### AIM
Copy out every line in the entries below that includes "What".

### DATA
>>>>>

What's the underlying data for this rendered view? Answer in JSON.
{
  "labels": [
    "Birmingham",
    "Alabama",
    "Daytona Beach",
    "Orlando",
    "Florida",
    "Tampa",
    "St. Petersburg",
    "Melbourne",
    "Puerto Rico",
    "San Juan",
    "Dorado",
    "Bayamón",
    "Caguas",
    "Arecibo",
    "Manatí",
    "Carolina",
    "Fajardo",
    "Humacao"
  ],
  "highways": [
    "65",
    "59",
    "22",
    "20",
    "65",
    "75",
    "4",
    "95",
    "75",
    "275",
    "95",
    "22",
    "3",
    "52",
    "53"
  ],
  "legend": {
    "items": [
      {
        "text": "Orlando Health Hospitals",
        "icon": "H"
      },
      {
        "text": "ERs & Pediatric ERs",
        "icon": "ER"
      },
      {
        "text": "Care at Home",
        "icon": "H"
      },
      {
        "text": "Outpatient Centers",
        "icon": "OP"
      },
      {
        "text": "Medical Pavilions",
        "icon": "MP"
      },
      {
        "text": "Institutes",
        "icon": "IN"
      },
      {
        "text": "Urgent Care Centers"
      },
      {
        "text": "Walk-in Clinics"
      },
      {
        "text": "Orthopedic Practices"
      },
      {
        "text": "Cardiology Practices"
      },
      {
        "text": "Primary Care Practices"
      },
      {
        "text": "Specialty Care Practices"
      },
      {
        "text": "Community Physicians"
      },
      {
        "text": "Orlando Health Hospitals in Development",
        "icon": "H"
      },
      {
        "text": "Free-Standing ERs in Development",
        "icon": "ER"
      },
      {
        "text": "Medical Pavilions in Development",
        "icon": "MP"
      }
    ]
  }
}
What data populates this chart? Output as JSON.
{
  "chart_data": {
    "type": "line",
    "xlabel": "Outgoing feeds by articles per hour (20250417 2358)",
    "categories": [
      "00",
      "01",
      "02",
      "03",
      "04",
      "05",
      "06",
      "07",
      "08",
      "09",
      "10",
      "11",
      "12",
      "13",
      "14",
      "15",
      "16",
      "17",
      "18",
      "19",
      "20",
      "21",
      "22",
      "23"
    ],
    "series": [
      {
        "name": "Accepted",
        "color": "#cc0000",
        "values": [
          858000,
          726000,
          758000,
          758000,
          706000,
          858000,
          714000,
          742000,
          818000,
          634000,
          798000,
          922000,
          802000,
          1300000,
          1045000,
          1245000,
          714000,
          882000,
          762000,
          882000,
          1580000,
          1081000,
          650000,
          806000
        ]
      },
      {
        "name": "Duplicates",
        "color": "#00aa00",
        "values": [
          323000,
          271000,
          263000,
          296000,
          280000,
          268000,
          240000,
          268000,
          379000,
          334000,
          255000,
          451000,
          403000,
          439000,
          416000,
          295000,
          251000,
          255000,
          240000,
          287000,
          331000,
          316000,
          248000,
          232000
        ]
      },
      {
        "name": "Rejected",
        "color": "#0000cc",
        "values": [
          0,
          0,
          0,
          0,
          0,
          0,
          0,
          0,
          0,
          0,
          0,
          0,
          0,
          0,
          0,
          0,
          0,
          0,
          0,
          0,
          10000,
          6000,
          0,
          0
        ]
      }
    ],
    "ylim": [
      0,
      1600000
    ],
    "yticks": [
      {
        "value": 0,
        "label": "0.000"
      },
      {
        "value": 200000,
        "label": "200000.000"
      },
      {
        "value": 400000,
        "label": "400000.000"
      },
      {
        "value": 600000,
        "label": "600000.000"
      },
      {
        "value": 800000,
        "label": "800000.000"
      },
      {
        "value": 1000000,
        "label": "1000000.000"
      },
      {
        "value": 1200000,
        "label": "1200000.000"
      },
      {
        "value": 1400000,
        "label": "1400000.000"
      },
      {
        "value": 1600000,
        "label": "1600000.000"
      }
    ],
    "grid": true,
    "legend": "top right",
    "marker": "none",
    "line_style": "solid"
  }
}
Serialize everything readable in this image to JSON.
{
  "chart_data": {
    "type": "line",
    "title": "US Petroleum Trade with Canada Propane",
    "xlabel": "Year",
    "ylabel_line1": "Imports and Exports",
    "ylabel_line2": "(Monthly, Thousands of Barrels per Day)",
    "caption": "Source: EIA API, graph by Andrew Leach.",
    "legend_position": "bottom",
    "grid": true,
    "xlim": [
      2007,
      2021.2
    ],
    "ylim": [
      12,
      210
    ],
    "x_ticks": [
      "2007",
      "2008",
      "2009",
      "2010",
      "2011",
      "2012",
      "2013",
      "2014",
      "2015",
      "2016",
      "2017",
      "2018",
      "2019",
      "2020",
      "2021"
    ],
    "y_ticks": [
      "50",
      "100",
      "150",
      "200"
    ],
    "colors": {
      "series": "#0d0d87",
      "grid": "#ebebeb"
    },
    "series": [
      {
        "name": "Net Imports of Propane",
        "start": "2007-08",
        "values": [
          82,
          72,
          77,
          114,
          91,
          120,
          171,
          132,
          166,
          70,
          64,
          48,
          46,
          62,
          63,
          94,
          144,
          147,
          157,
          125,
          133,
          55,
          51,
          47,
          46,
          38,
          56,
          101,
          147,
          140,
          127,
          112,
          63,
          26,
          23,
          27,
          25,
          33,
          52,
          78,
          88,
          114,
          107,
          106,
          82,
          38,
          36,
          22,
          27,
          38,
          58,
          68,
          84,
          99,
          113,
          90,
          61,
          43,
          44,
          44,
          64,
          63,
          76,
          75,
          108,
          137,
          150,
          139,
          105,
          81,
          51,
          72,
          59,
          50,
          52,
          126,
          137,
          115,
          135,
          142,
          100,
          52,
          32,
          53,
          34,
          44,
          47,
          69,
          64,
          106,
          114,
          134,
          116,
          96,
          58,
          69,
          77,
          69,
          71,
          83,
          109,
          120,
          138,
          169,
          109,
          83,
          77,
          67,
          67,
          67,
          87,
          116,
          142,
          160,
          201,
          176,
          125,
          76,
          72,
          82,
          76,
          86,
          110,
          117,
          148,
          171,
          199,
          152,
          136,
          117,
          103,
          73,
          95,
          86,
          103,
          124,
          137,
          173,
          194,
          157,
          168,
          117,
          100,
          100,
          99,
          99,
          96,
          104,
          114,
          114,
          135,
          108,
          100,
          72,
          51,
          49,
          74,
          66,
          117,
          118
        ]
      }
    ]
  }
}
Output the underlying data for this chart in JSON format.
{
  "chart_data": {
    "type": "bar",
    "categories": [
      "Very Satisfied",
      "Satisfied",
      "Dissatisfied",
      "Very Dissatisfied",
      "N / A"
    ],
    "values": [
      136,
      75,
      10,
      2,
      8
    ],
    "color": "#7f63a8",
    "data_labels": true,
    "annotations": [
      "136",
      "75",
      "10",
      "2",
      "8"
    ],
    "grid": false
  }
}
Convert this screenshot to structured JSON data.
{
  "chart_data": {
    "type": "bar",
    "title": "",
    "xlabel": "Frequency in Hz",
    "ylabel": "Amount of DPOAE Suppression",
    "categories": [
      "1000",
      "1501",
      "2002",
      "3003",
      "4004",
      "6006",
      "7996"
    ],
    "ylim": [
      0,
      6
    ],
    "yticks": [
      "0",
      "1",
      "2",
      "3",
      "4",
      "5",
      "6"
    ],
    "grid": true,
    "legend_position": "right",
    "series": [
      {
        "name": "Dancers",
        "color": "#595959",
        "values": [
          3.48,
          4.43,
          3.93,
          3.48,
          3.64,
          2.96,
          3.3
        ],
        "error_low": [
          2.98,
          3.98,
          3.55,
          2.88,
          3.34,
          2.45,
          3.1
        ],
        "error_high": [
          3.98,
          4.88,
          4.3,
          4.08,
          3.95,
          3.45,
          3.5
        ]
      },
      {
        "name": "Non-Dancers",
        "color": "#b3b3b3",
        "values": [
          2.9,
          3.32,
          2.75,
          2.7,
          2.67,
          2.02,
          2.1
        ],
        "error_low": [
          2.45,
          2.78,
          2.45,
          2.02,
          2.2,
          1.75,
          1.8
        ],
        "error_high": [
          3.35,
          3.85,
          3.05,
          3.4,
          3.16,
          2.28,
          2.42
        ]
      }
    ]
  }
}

<<<<<

### COMPLETE RESPONSE
What's the underlying data for this rendered view? Answer in JSON.
What data populates this chart? Output as JSON.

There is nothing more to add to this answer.